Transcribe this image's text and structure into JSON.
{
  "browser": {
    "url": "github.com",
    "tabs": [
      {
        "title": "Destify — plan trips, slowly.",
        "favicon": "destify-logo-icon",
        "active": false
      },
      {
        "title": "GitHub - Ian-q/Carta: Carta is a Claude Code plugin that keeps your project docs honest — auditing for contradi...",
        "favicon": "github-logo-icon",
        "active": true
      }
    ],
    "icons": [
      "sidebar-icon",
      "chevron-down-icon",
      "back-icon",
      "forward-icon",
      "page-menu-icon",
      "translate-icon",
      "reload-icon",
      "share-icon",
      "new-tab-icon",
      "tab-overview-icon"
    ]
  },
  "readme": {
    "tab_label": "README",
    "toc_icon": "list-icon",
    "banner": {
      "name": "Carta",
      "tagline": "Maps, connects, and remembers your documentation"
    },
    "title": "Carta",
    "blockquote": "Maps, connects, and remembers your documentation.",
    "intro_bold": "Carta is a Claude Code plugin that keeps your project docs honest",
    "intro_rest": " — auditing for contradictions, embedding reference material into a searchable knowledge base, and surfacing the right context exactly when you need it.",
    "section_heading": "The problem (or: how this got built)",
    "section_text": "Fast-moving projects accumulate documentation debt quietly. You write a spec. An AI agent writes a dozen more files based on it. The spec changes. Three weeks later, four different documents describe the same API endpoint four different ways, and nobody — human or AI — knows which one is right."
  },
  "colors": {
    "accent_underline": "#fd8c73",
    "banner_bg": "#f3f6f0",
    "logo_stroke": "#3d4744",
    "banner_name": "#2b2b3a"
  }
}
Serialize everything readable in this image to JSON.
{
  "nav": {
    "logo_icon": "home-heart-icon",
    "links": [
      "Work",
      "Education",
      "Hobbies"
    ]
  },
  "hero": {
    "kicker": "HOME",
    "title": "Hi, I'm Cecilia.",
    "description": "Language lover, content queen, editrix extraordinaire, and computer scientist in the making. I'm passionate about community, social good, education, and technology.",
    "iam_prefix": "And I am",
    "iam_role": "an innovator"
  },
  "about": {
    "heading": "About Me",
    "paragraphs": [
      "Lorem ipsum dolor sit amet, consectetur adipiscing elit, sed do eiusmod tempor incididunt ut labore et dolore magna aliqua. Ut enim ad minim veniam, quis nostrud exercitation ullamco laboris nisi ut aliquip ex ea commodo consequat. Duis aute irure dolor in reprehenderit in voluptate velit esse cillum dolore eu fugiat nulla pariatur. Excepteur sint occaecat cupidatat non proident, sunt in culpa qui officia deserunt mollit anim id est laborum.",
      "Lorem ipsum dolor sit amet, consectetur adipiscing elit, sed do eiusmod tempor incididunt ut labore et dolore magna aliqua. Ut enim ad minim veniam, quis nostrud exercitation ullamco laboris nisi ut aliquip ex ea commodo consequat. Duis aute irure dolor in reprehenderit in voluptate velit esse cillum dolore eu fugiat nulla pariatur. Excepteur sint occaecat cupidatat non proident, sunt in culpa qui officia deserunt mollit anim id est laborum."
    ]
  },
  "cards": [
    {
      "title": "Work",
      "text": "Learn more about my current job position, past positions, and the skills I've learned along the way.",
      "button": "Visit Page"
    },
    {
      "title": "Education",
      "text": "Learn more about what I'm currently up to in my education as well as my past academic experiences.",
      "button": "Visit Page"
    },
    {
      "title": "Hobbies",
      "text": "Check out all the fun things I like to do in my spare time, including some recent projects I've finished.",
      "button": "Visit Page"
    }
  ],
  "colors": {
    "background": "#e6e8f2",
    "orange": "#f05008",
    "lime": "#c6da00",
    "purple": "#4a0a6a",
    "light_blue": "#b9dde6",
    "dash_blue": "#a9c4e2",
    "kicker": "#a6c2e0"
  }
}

#####

Filter the listing for the word "this" and copy every line that holds it.

■ FINISHED EXERCISE
Transcribe this image's text and structure into JSON.
    "section_heading": "The problem (or: how this got built)",
Serialize everything readable in this image to JSON.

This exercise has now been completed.